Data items

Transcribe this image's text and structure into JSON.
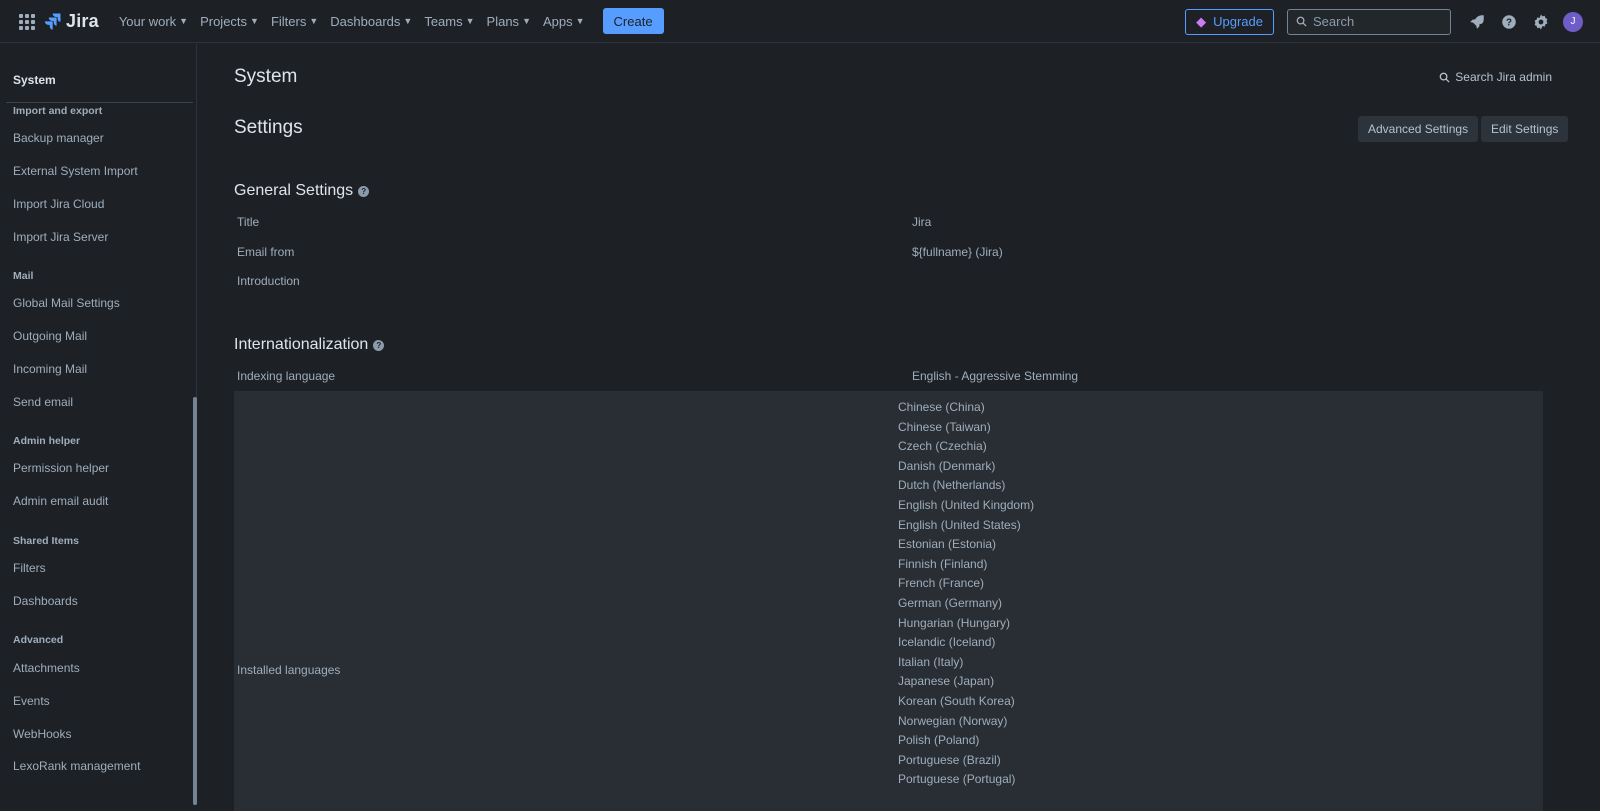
{
  "topnav": {
    "logo_text": "Jira",
    "items": [
      {
        "label": "Your work"
      },
      {
        "label": "Projects"
      },
      {
        "label": "Filters"
      },
      {
        "label": "Dashboards"
      },
      {
        "label": "Teams"
      },
      {
        "label": "Plans"
      },
      {
        "label": "Apps"
      }
    ],
    "create_label": "Create",
    "upgrade_label": "Upgrade",
    "search_placeholder": "Search",
    "avatar_initial": "J",
    "accent_color": "#579dff"
  },
  "sidebar": {
    "title": "System",
    "groups": [
      {
        "heading": "Import and export",
        "items": [
          "Backup manager",
          "External System Import",
          "Import Jira Cloud",
          "Import Jira Server"
        ]
      },
      {
        "heading": "Mail",
        "items": [
          "Global Mail Settings",
          "Outgoing Mail",
          "Incoming Mail",
          "Send email"
        ]
      },
      {
        "heading": "Admin helper",
        "items": [
          "Permission helper",
          "Admin email audit"
        ]
      },
      {
        "heading": "Shared Items",
        "items": [
          "Filters",
          "Dashboards"
        ]
      },
      {
        "heading": "Advanced",
        "items": [
          "Attachments",
          "Events",
          "WebHooks",
          "LexoRank management"
        ]
      }
    ]
  },
  "main": {
    "page_title": "System",
    "search_admin_label": "Search Jira admin",
    "settings_title": "Settings",
    "advanced_settings_label": "Advanced Settings",
    "edit_settings_label": "Edit Settings",
    "general": {
      "heading": "General Settings",
      "rows": [
        {
          "label": "Title",
          "value": "Jira"
        },
        {
          "label": "Email from",
          "value": "${fullname} (Jira)"
        },
        {
          "label": "Introduction",
          "value": ""
        }
      ]
    },
    "i18n": {
      "heading": "Internationalization",
      "indexing_label": "Indexing language",
      "indexing_value": "English - Aggressive Stemming",
      "installed_label": "Installed languages",
      "installed_languages": [
        "Chinese (China)",
        "Chinese (Taiwan)",
        "Czech (Czechia)",
        "Danish (Denmark)",
        "Dutch (Netherlands)",
        "English (United Kingdom)",
        "English (United States)",
        "Estonian (Estonia)",
        "Finnish (Finland)",
        "French (France)",
        "German (Germany)",
        "Hungarian (Hungary)",
        "Icelandic (Iceland)",
        "Italian (Italy)",
        "Japanese (Japan)",
        "Korean (South Korea)",
        "Norwegian (Norway)",
        "Polish (Poland)",
        "Portuguese (Brazil)",
        "Portuguese (Portugal)"
      ]
    }
  }
}
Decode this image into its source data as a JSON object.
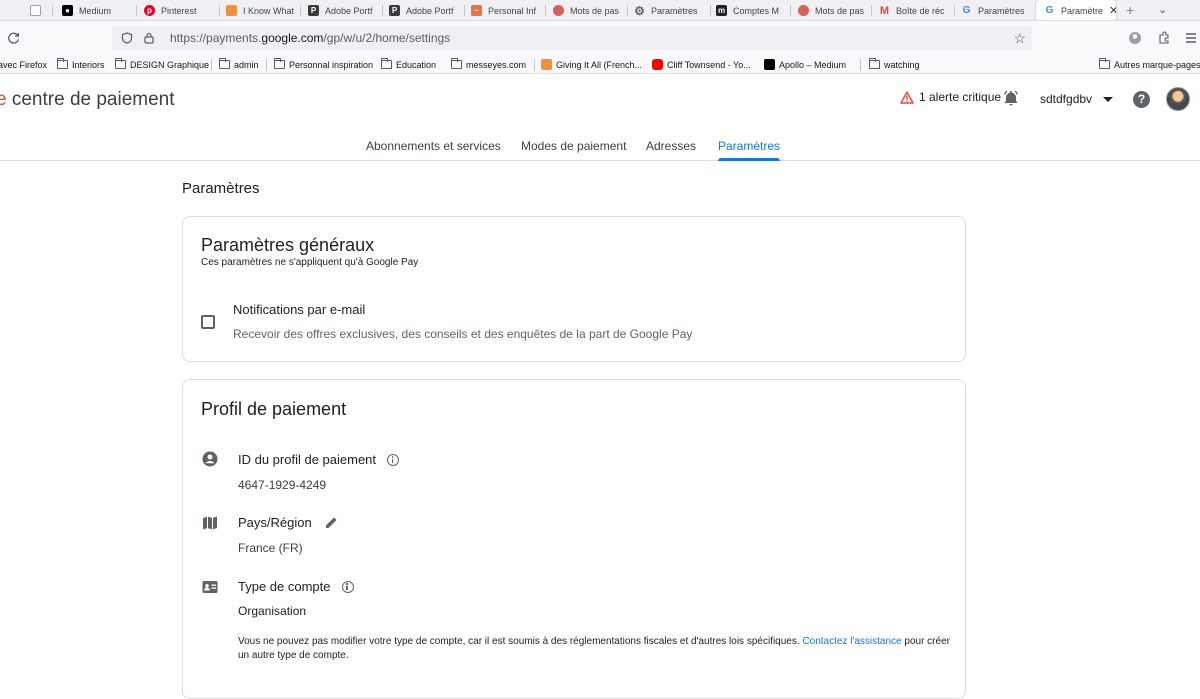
{
  "browser": {
    "tabs": [
      {
        "label": "",
        "color": "#9e9ea7"
      },
      {
        "label": "Medium",
        "color": "#000000"
      },
      {
        "label": "Pinterest",
        "color": "#e60023"
      },
      {
        "label": "I Know What",
        "color": "#f2903a"
      },
      {
        "label": "Adobe Portf",
        "color": "#3a3a3a"
      },
      {
        "label": "Adobe Portf",
        "color": "#3a3a3a"
      },
      {
        "label": "Personal Inf",
        "color": "#e8713c"
      },
      {
        "label": "Mots de pas",
        "color": "#d95f59"
      },
      {
        "label": "Paramètres",
        "color": "#5f6368"
      },
      {
        "label": "Comptes M",
        "color": "#222222"
      },
      {
        "label": "Mots de pas",
        "color": "#d95f59"
      },
      {
        "label": "Boîte de réc",
        "color": "#ea4335"
      },
      {
        "label": "Paramètres",
        "color": "#4285f4"
      },
      {
        "label": "Paramètre",
        "color": "#4285f4"
      }
    ],
    "url_prefix": "https://payments.",
    "url_domain": "google.com",
    "url_path": "/gp/w/u/2/home/settings",
    "bookmarks": [
      {
        "label": "avec Firefox",
        "kind": "none"
      },
      {
        "label": "Interiors",
        "kind": "folder"
      },
      {
        "label": "DESIGN Graphique",
        "kind": "folder"
      },
      {
        "label": "admin",
        "kind": "folder"
      },
      {
        "label": "Personnal inspiration",
        "kind": "folder"
      },
      {
        "label": "Education",
        "kind": "folder"
      },
      {
        "label": "messeyes.com",
        "kind": "folder"
      },
      {
        "label": "Giving It All (French...",
        "kind": "fav",
        "color": "#f2903a"
      },
      {
        "label": "Cliff Townsend - Yo...",
        "kind": "fav",
        "color": "#ff0000"
      },
      {
        "label": "Apollo – Medium",
        "kind": "fav",
        "color": "#000000"
      },
      {
        "label": "watching",
        "kind": "folder"
      },
      {
        "label": "Autres marque-pages",
        "kind": "folder"
      }
    ]
  },
  "header": {
    "brand_e": "e",
    "brand_rest": " centre de paiement",
    "alert_text": "1 alerte critique",
    "account_name": "sdtdfgdbv",
    "help_glyph": "?"
  },
  "nav_tabs": [
    "Abonnements et services",
    "Modes de paiement",
    "Adresses",
    "Paramètres"
  ],
  "main": {
    "page_title": "Paramètres",
    "general": {
      "title": "Paramètres généraux",
      "subtitle": "Ces paramètres ne s'appliquent qu'à Google Pay",
      "notif_title": "Notifications par e-mail",
      "notif_desc": "Recevoir des offres exclusives, des conseils et des enquêtes de la part de Google Pay",
      "notif_checked": false
    },
    "profile": {
      "title": "Profil de paiement",
      "id_label": "ID du profil de paiement",
      "id_value": "4647-1929-4249",
      "country_label": "Pays/Région",
      "country_value": "France (FR)",
      "type_label": "Type de compte",
      "type_value": "Organisation",
      "notice_text": "Vous ne pouvez pas modifier votre type de compte, car il est soumis à des réglementations fiscales et d'autres lois spécifiques. ",
      "notice_link": "Contactez l'assistance",
      "notice_end": " pour créer un autre type de compte."
    }
  },
  "colors": {
    "accent": "#1a73e8",
    "alert_red": "#ea4335"
  }
}
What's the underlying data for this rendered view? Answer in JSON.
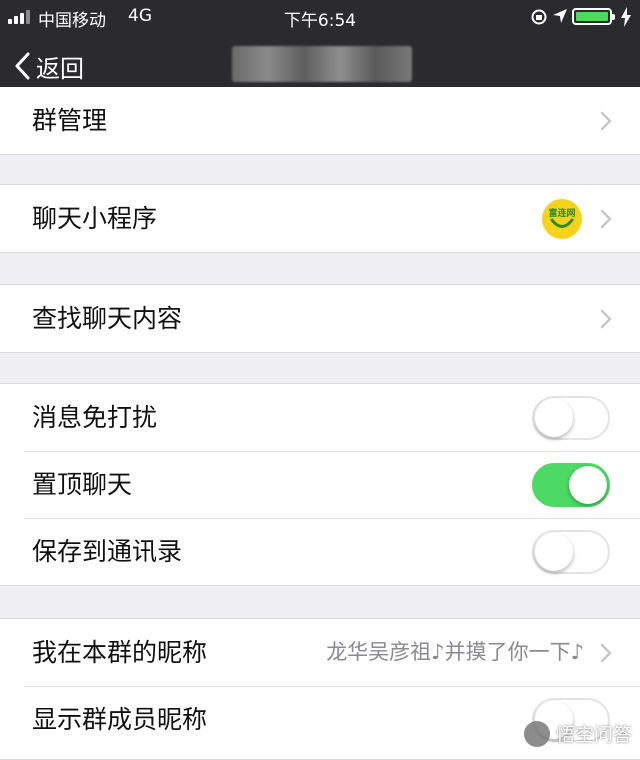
{
  "status_bar": {
    "carrier": "中国移动",
    "network": "4G",
    "time": "下午6:54"
  },
  "nav": {
    "back_label": "返回"
  },
  "groups": {
    "group_manage": {
      "label": "群管理"
    },
    "mini_program": {
      "label": "聊天小程序",
      "icon": "富连网"
    },
    "search_chat": {
      "label": "查找聊天内容"
    },
    "dnd": {
      "label": "消息免打扰",
      "on": false
    },
    "pin": {
      "label": "置顶聊天",
      "on": true
    },
    "save_contacts": {
      "label": "保存到通讯录",
      "on": false
    },
    "my_nickname": {
      "label": "我在本群的昵称",
      "value": "龙华吴彦祖♪并摸了你一下♪"
    },
    "show_nicknames": {
      "label": "显示群成员昵称",
      "on": false
    }
  },
  "watermark": {
    "text": "悟空问答"
  },
  "colors": {
    "toggle_on": "#4cd964",
    "topbar": "#2b2b2e",
    "battery": "#4cd964"
  }
}
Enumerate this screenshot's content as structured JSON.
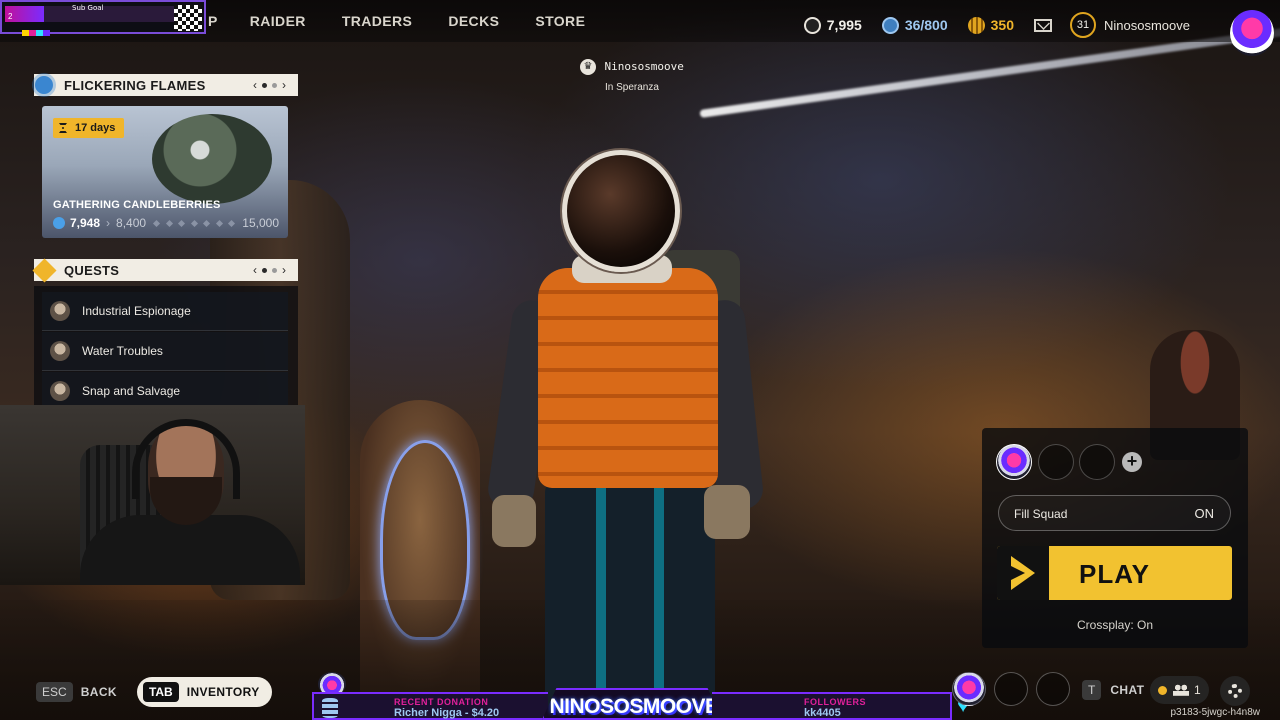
{
  "subgoal": {
    "label": "Sub Goal",
    "current": "2",
    "target": "10"
  },
  "nav": {
    "items": [
      "P",
      "RAIDER",
      "TRADERS",
      "DECKS",
      "STORE"
    ]
  },
  "currencies": {
    "coins": "7,995",
    "blue": "36/800",
    "gold": "350"
  },
  "user": {
    "level": "31",
    "name": "Ninososmoove"
  },
  "player_tag": {
    "name": "Ninososmoove",
    "location": "In Speranza"
  },
  "event": {
    "title": "FLICKERING FLAMES",
    "days": "17  days",
    "name": "GATHERING CANDLEBERRIES",
    "current": "7,948",
    "next": "8,400",
    "max": "15,000",
    "progress": 0.53
  },
  "quests": {
    "title": "QUESTS",
    "items": [
      "Industrial Espionage",
      "Water Troubles",
      "Snap and Salvage"
    ]
  },
  "squad": {
    "fill_squad_label": "Fill Squad",
    "fill_squad_value": "ON",
    "play_label": "PLAY",
    "crossplay": "Crossplay: On"
  },
  "bottom": {
    "esc_key": "ESC",
    "back_label": "BACK",
    "tab_key": "TAB",
    "inventory_label": "INVENTORY",
    "chat_key": "T",
    "chat_label": "CHAT",
    "online_count": "1",
    "session_code": "p3183-5jwgc-h4n8w"
  },
  "stream_overlay": {
    "donation_caption": "RECENT DONATION",
    "donation_value": "Richer Nigga - $4.20",
    "channel_name": "NINOSOSMOOVE",
    "followers_caption": "FOLLOWERS",
    "followers_value": "kk4405"
  },
  "colors": {
    "accent_yellow": "#f2c230",
    "nav_text": "#d9d5cc",
    "overlay_purple": "#7a2cff"
  }
}
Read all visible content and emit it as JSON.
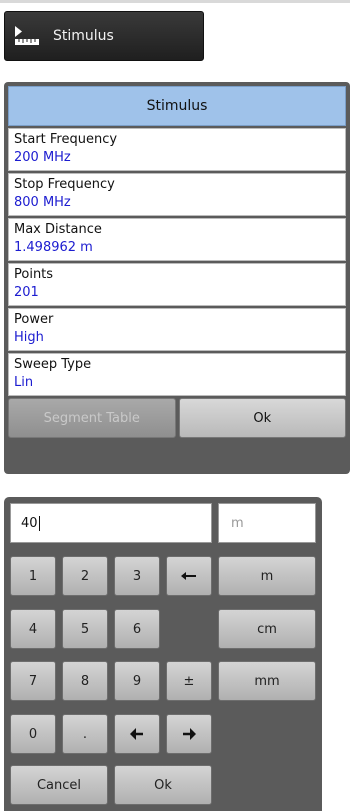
{
  "toolbar": {
    "stimulus_button": {
      "label": "Stimulus",
      "icon": "ruler-icon"
    }
  },
  "stimulus_menu": {
    "title": "Stimulus",
    "items": [
      {
        "label": "Start Frequency",
        "value": "200 MHz"
      },
      {
        "label": "Stop Frequency",
        "value": "800 MHz"
      },
      {
        "label": "Max Distance",
        "value": "1.498962 m"
      },
      {
        "label": "Points",
        "value": "201"
      },
      {
        "label": "Power",
        "value": "High"
      },
      {
        "label": "Sweep Type",
        "value": "Lin"
      }
    ],
    "segment_table_label": "Segment Table",
    "ok_label": "Ok"
  },
  "keypad": {
    "entry_value": "40",
    "unit_display": "m",
    "digits": [
      "1",
      "2",
      "3",
      "4",
      "5",
      "6",
      "7",
      "8",
      "9",
      "0"
    ],
    "decimal": ".",
    "plus_minus": "±",
    "backspace_icon": "backspace-arrow-icon",
    "units": [
      "m",
      "cm",
      "mm"
    ],
    "cancel_label": "Cancel",
    "ok_label": "Ok"
  },
  "colors": {
    "menu_header_bg": "#9fc2ea",
    "value_text": "#1c1cd0",
    "panel_bg": "#5b5b5b"
  }
}
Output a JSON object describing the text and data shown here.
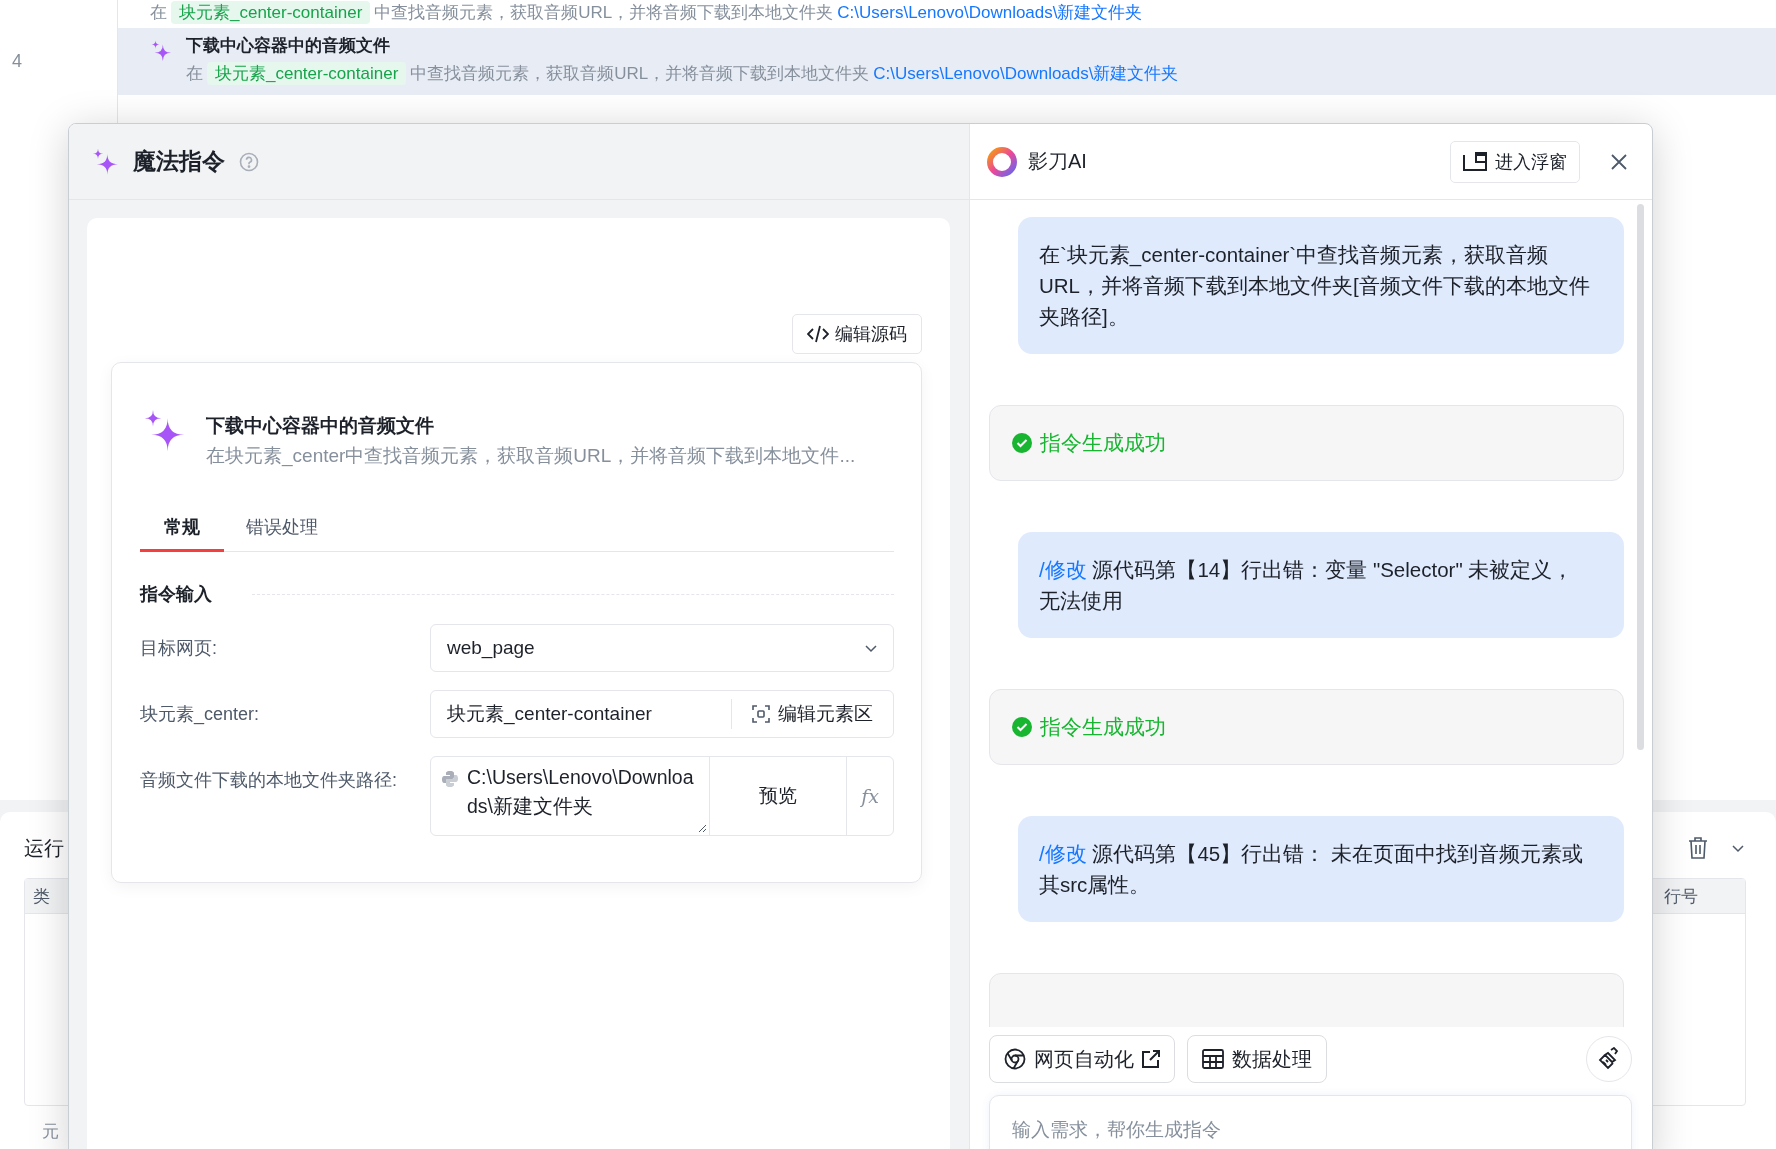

**To be done**
Search the data for "paiement". Copy every matching line.

**Response for this exercise**
    "brand_rest": " centre de paiement",
    "Modes de paiement",
      "title": "Profil de paiement",
      "id_label": "ID du profil de paiement",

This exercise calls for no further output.